-- begin --
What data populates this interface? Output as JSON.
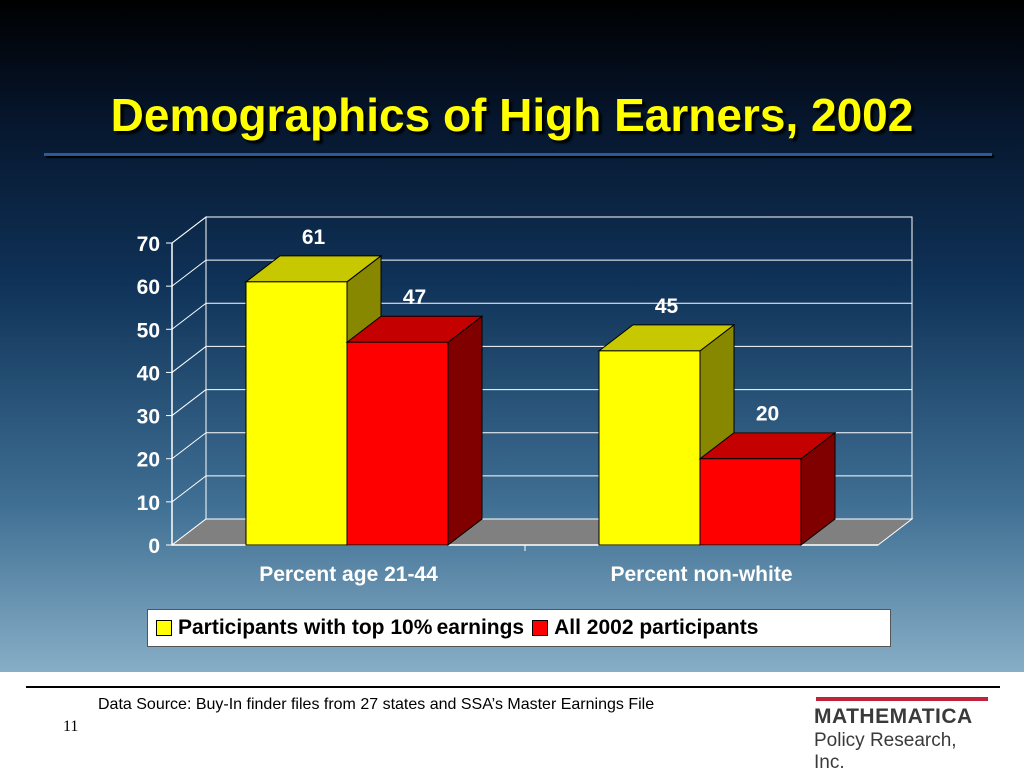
{
  "slide": {
    "title": "Demographics of High Earners, 2002",
    "source": "Data Source:  Buy-In finder files from 27 states and SSA’s Master Earnings File",
    "page_number": "11",
    "logo_top": "MATHEMATICA",
    "logo_bottom": "Policy Research, Inc."
  },
  "chart_data": {
    "type": "bar",
    "categories": [
      "Percent age 21-44",
      "Percent non-white"
    ],
    "series": [
      {
        "name": "Participants with top 10% earnings",
        "values": [
          61,
          45
        ],
        "color": "#ffff00"
      },
      {
        "name": "All 2002 participants",
        "values": [
          47,
          20
        ],
        "color": "#ff0000"
      }
    ],
    "data_labels": [
      [
        "61",
        "45"
      ],
      [
        "47",
        "20"
      ]
    ],
    "ylim": [
      0,
      70
    ],
    "yticks": [
      "0",
      "10",
      "20",
      "30",
      "40",
      "50",
      "60",
      "70"
    ],
    "grid": true,
    "legend": "bottom",
    "three_d": true
  }
}
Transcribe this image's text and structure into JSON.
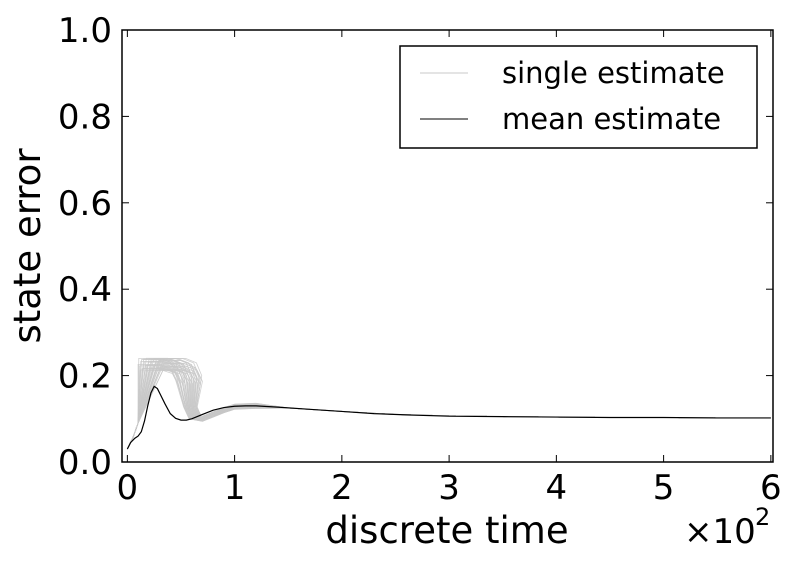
{
  "chart_data": {
    "type": "line",
    "title": "",
    "xlabel": "discrete time",
    "ylabel": "state error",
    "x_multiplier_label": "×10",
    "x_multiplier_exponent": "2",
    "xlim": [
      -0.05,
      6.02
    ],
    "ylim": [
      0.0,
      1.0
    ],
    "x_ticks": [
      0,
      1,
      2,
      3,
      4,
      5,
      6
    ],
    "x_tick_labels": [
      "0",
      "1",
      "2",
      "3",
      "4",
      "5",
      "6"
    ],
    "y_ticks": [
      0.0,
      0.2,
      0.4,
      0.6,
      0.8,
      1.0
    ],
    "y_tick_labels": [
      "0.0",
      "0.2",
      "0.4",
      "0.6",
      "0.8",
      "1.0"
    ],
    "grid": false,
    "legend_position": "top-right",
    "series": [
      {
        "name": "single estimate",
        "color": "#c8c8c8",
        "note_ensemble": "many individual runs, peaks between x=0.15 and x=0.5",
        "x": [
          0.0,
          0.05,
          0.1,
          0.15,
          0.2,
          0.25,
          0.3,
          0.35,
          0.4,
          0.45,
          0.5,
          0.55,
          0.6,
          0.7,
          0.8,
          0.9,
          1.0,
          1.2,
          1.5,
          2.0,
          2.5,
          3.0,
          3.5,
          4.0,
          4.5,
          5.0,
          5.5,
          6.0
        ],
        "values": [
          0.03,
          0.055,
          0.09,
          0.24,
          0.24,
          0.24,
          0.24,
          0.24,
          0.235,
          0.23,
          0.2,
          0.13,
          0.1,
          0.1,
          0.11,
          0.12,
          0.128,
          0.13,
          0.125,
          0.117,
          0.11,
          0.107,
          0.105,
          0.104,
          0.103,
          0.103,
          0.102,
          0.102
        ]
      },
      {
        "name": "mean estimate",
        "color": "#000000",
        "x": [
          0.0,
          0.03,
          0.07,
          0.1,
          0.13,
          0.16,
          0.19,
          0.22,
          0.25,
          0.28,
          0.31,
          0.35,
          0.4,
          0.45,
          0.5,
          0.55,
          0.6,
          0.7,
          0.8,
          0.9,
          1.0,
          1.1,
          1.2,
          1.4,
          1.7,
          2.0,
          2.3,
          2.6,
          3.0,
          3.5,
          4.0,
          4.5,
          5.0,
          5.5,
          6.0
        ],
        "values": [
          0.03,
          0.045,
          0.055,
          0.06,
          0.07,
          0.095,
          0.13,
          0.16,
          0.175,
          0.17,
          0.155,
          0.135,
          0.112,
          0.101,
          0.097,
          0.097,
          0.1,
          0.11,
          0.12,
          0.126,
          0.129,
          0.13,
          0.13,
          0.127,
          0.122,
          0.117,
          0.112,
          0.109,
          0.106,
          0.105,
          0.104,
          0.103,
          0.103,
          0.102,
          0.102
        ]
      }
    ]
  }
}
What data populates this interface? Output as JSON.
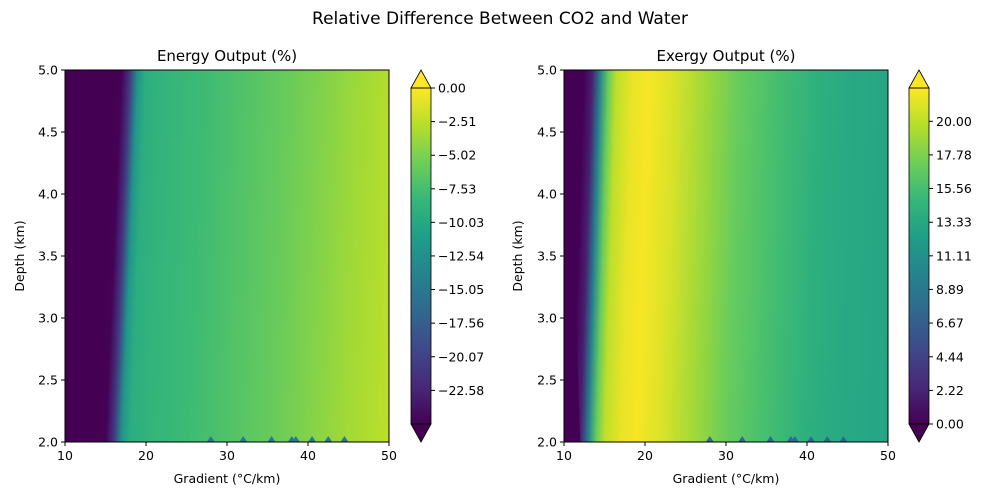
{
  "suptitle": "Relative Difference Between CO2 and Water",
  "colors": {
    "viridis": [
      "#440154",
      "#482878",
      "#3e4989",
      "#31688e",
      "#26828e",
      "#1f9e89",
      "#35b779",
      "#6ece58",
      "#b5de2b",
      "#fde725"
    ]
  },
  "chart_data": [
    {
      "type": "heatmap",
      "title": "Energy Output (%)",
      "xlabel": "Gradient (°C/km)",
      "ylabel": "Depth (km)",
      "xlim": [
        10,
        50
      ],
      "ylim": [
        2.0,
        5.0
      ],
      "xticks": [
        "10",
        "20",
        "30",
        "40",
        "50"
      ],
      "yticks": [
        "2.0",
        "2.5",
        "3.0",
        "3.5",
        "4.0",
        "4.5",
        "5.0"
      ],
      "colorbar": {
        "min": -25.09,
        "max": 0.0,
        "extend": "both",
        "ticks": [
          "0.00",
          "−2.51",
          "−5.02",
          "−7.53",
          "−10.03",
          "−12.54",
          "−15.05",
          "−17.56",
          "−20.07",
          "−22.58"
        ],
        "tick_values": [
          0.0,
          -2.51,
          -5.02,
          -7.53,
          -10.03,
          -12.54,
          -15.05,
          -17.56,
          -20.07,
          -22.58
        ]
      },
      "profile": {
        "gradient": [
          10,
          13,
          14,
          15,
          16,
          17,
          18,
          20,
          25,
          30,
          35,
          40,
          45,
          50
        ],
        "value_at_depth_2km": [
          -25.1,
          -25.1,
          -25.1,
          -25.0,
          -21,
          -12,
          -9.5,
          -8.8,
          -8.0,
          -7.0,
          -6.0,
          -4.8,
          -3.5,
          -2.5
        ],
        "edge_gradient_at_depth_2km": 15.5,
        "edge_gradient_at_depth_5km": 13.5
      }
    },
    {
      "type": "heatmap",
      "title": "Exergy Output (%)",
      "xlabel": "Gradient (°C/km)",
      "ylabel": "Depth (km)",
      "xlim": [
        10,
        50
      ],
      "ylim": [
        2.0,
        5.0
      ],
      "xticks": [
        "10",
        "20",
        "30",
        "40",
        "50"
      ],
      "yticks": [
        "2.0",
        "2.5",
        "3.0",
        "3.5",
        "4.0",
        "4.5",
        "5.0"
      ],
      "colorbar": {
        "min": 0.0,
        "max": 22.2,
        "extend": "both",
        "ticks": [
          "20.00",
          "17.78",
          "15.56",
          "13.33",
          "11.11",
          "8.89",
          "6.67",
          "4.44",
          "2.22",
          "0.00"
        ],
        "tick_values": [
          20.0,
          17.78,
          15.56,
          13.33,
          11.11,
          8.89,
          6.67,
          4.44,
          2.22,
          0.0
        ]
      },
      "profile": {
        "gradient": [
          10,
          11,
          12,
          13,
          14,
          15,
          17,
          19,
          22,
          26,
          30,
          35,
          40,
          45,
          50
        ],
        "value_at_depth_2km": [
          0,
          0,
          2,
          10,
          17,
          20,
          21.5,
          22,
          21,
          19,
          17,
          15.5,
          14,
          13.3,
          13.0
        ],
        "edge_gradient_at_depth_2km": 12.5,
        "edge_gradient_at_depth_5km": 11.0
      }
    }
  ]
}
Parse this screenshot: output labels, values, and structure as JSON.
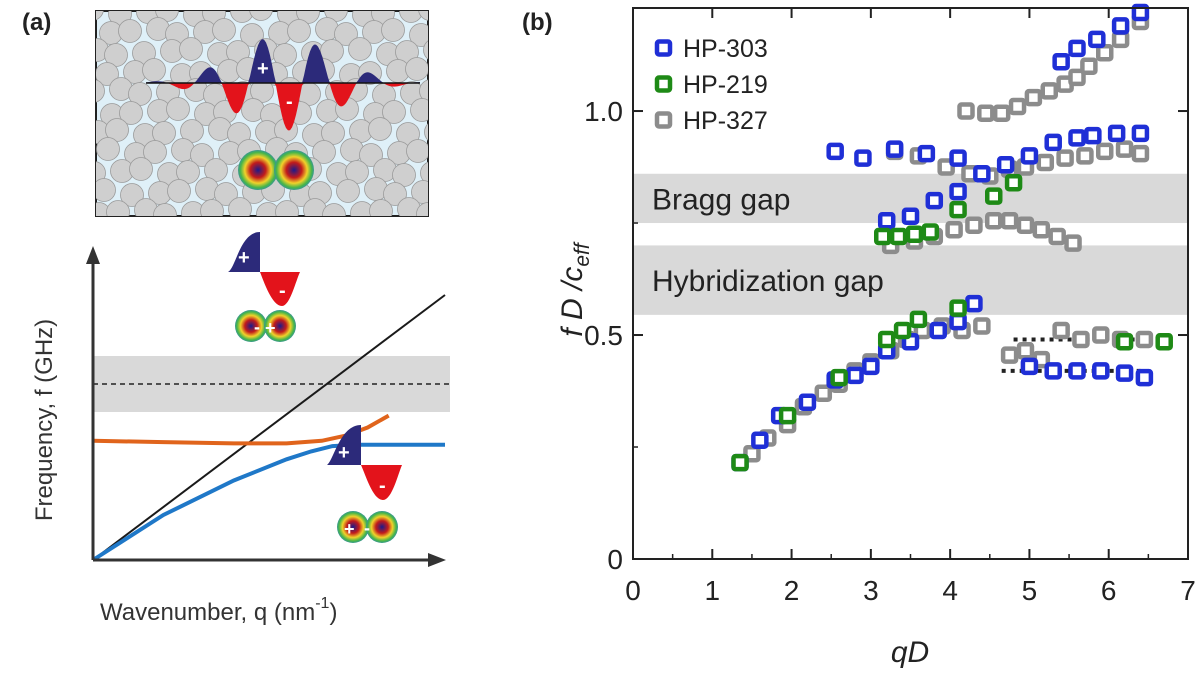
-- end --
Given problem. Quote the full listing above word for word; exclude every picture from the copy.

Full solution.
What data populates this interface? Output as JSON.
{
  "slide": {
    "title": "Demographics of High Earners, 2002",
    "source": "Data Source:  Buy-In finder files from 27 states and SSA’s Master Earnings File",
    "page_number": "11",
    "logo_top": "MATHEMATICA",
    "logo_bottom": "Policy Research, Inc."
  },
  "chart_data": {
    "type": "bar",
    "categories": [
      "Percent age 21-44",
      "Percent non-white"
    ],
    "series": [
      {
        "name": "Participants with top 10% earnings",
        "values": [
          61,
          45
        ],
        "color": "#ffff00"
      },
      {
        "name": "All 2002 participants",
        "values": [
          47,
          20
        ],
        "color": "#ff0000"
      }
    ],
    "data_labels": [
      [
        "61",
        "45"
      ],
      [
        "47",
        "20"
      ]
    ],
    "ylim": [
      0,
      70
    ],
    "yticks": [
      "0",
      "10",
      "20",
      "30",
      "40",
      "50",
      "60",
      "70"
    ],
    "grid": true,
    "legend": "bottom",
    "three_d": true
  }
}
Transcribe this image's text and structure into JSON.
{
  "chart_data": {
    "type": "line",
    "title": "",
    "xlabel": "discrete time",
    "ylabel": "state error",
    "x_multiplier_label": "×10",
    "x_multiplier_exponent": "2",
    "xlim": [
      -0.05,
      6.02
    ],
    "ylim": [
      0.0,
      1.0
    ],
    "x_ticks": [
      0,
      1,
      2,
      3,
      4,
      5,
      6
    ],
    "x_tick_labels": [
      "0",
      "1",
      "2",
      "3",
      "4",
      "5",
      "6"
    ],
    "y_ticks": [
      0.0,
      0.2,
      0.4,
      0.6,
      0.8,
      1.0
    ],
    "y_tick_labels": [
      "0.0",
      "0.2",
      "0.4",
      "0.6",
      "0.8",
      "1.0"
    ],
    "grid": false,
    "legend_position": "top-right",
    "series": [
      {
        "name": "single estimate",
        "color": "#c8c8c8",
        "note_ensemble": "many individual runs, peaks between x=0.15 and x=0.5",
        "x": [
          0.0,
          0.05,
          0.1,
          0.15,
          0.2,
          0.25,
          0.3,
          0.35,
          0.4,
          0.45,
          0.5,
          0.55,
          0.6,
          0.7,
          0.8,
          0.9,
          1.0,
          1.2,
          1.5,
          2.0,
          2.5,
          3.0,
          3.5,
          4.0,
          4.5,
          5.0,
          5.5,
          6.0
        ],
        "values": [
          0.03,
          0.055,
          0.09,
          0.24,
          0.24,
          0.24,
          0.24,
          0.24,
          0.235,
          0.23,
          0.2,
          0.13,
          0.1,
          0.1,
          0.11,
          0.12,
          0.128,
          0.13,
          0.125,
          0.117,
          0.11,
          0.107,
          0.105,
          0.104,
          0.103,
          0.103,
          0.102,
          0.102
        ]
      },
      {
        "name": "mean estimate",
        "color": "#000000",
        "x": [
          0.0,
          0.03,
          0.07,
          0.1,
          0.13,
          0.16,
          0.19,
          0.22,
          0.25,
          0.28,
          0.31,
          0.35,
          0.4,
          0.45,
          0.5,
          0.55,
          0.6,
          0.7,
          0.8,
          0.9,
          1.0,
          1.1,
          1.2,
          1.4,
          1.7,
          2.0,
          2.3,
          2.6,
          3.0,
          3.5,
          4.0,
          4.5,
          5.0,
          5.5,
          6.0
        ],
        "values": [
          0.03,
          0.045,
          0.055,
          0.06,
          0.07,
          0.095,
          0.13,
          0.16,
          0.175,
          0.17,
          0.155,
          0.135,
          0.112,
          0.101,
          0.097,
          0.097,
          0.1,
          0.11,
          0.12,
          0.126,
          0.129,
          0.13,
          0.13,
          0.127,
          0.122,
          0.117,
          0.112,
          0.109,
          0.106,
          0.105,
          0.104,
          0.103,
          0.103,
          0.102,
          0.102
        ]
      }
    ]
  }
}
What data populates this interface? Output as JSON.
{
  "suptitle": "Relative Difference Between CO2 and Water",
  "colors": {
    "viridis": [
      "#440154",
      "#482878",
      "#3e4989",
      "#31688e",
      "#26828e",
      "#1f9e89",
      "#35b779",
      "#6ece58",
      "#b5de2b",
      "#fde725"
    ]
  },
  "chart_data": [
    {
      "type": "heatmap",
      "title": "Energy Output (%)",
      "xlabel": "Gradient (°C/km)",
      "ylabel": "Depth (km)",
      "xlim": [
        10,
        50
      ],
      "ylim": [
        2.0,
        5.0
      ],
      "xticks": [
        "10",
        "20",
        "30",
        "40",
        "50"
      ],
      "yticks": [
        "2.0",
        "2.5",
        "3.0",
        "3.5",
        "4.0",
        "4.5",
        "5.0"
      ],
      "colorbar": {
        "min": -25.09,
        "max": 0.0,
        "extend": "both",
        "ticks": [
          "0.00",
          "−2.51",
          "−5.02",
          "−7.53",
          "−10.03",
          "−12.54",
          "−15.05",
          "−17.56",
          "−20.07",
          "−22.58"
        ],
        "tick_values": [
          0.0,
          -2.51,
          -5.02,
          -7.53,
          -10.03,
          -12.54,
          -15.05,
          -17.56,
          -20.07,
          -22.58
        ]
      },
      "profile": {
        "gradient": [
          10,
          13,
          14,
          15,
          16,
          17,
          18,
          20,
          25,
          30,
          35,
          40,
          45,
          50
        ],
        "value_at_depth_2km": [
          -25.1,
          -25.1,
          -25.1,
          -25.0,
          -21,
          -12,
          -9.5,
          -8.8,
          -8.0,
          -7.0,
          -6.0,
          -4.8,
          -3.5,
          -2.5
        ],
        "edge_gradient_at_depth_2km": 15.5,
        "edge_gradient_at_depth_5km": 13.5
      }
    },
    {
      "type": "heatmap",
      "title": "Exergy Output (%)",
      "xlabel": "Gradient (°C/km)",
      "ylabel": "Depth (km)",
      "xlim": [
        10,
        50
      ],
      "ylim": [
        2.0,
        5.0
      ],
      "xticks": [
        "10",
        "20",
        "30",
        "40",
        "50"
      ],
      "yticks": [
        "2.0",
        "2.5",
        "3.0",
        "3.5",
        "4.0",
        "4.5",
        "5.0"
      ],
      "colorbar": {
        "min": 0.0,
        "max": 22.2,
        "extend": "both",
        "ticks": [
          "20.00",
          "17.78",
          "15.56",
          "13.33",
          "11.11",
          "8.89",
          "6.67",
          "4.44",
          "2.22",
          "0.00"
        ],
        "tick_values": [
          20.0,
          17.78,
          15.56,
          13.33,
          11.11,
          8.89,
          6.67,
          4.44,
          2.22,
          0.0
        ]
      },
      "profile": {
        "gradient": [
          10,
          11,
          12,
          13,
          14,
          15,
          17,
          19,
          22,
          26,
          30,
          35,
          40,
          45,
          50
        ],
        "value_at_depth_2km": [
          0,
          0,
          2,
          10,
          17,
          20,
          21.5,
          22,
          21,
          19,
          17,
          15.5,
          14,
          13.3,
          13.0
        ],
        "edge_gradient_at_depth_2km": 12.5,
        "edge_gradient_at_depth_5km": 11.0
      }
    }
  ]
}
Parse this screenshot: output labels, values, and structure as JSON.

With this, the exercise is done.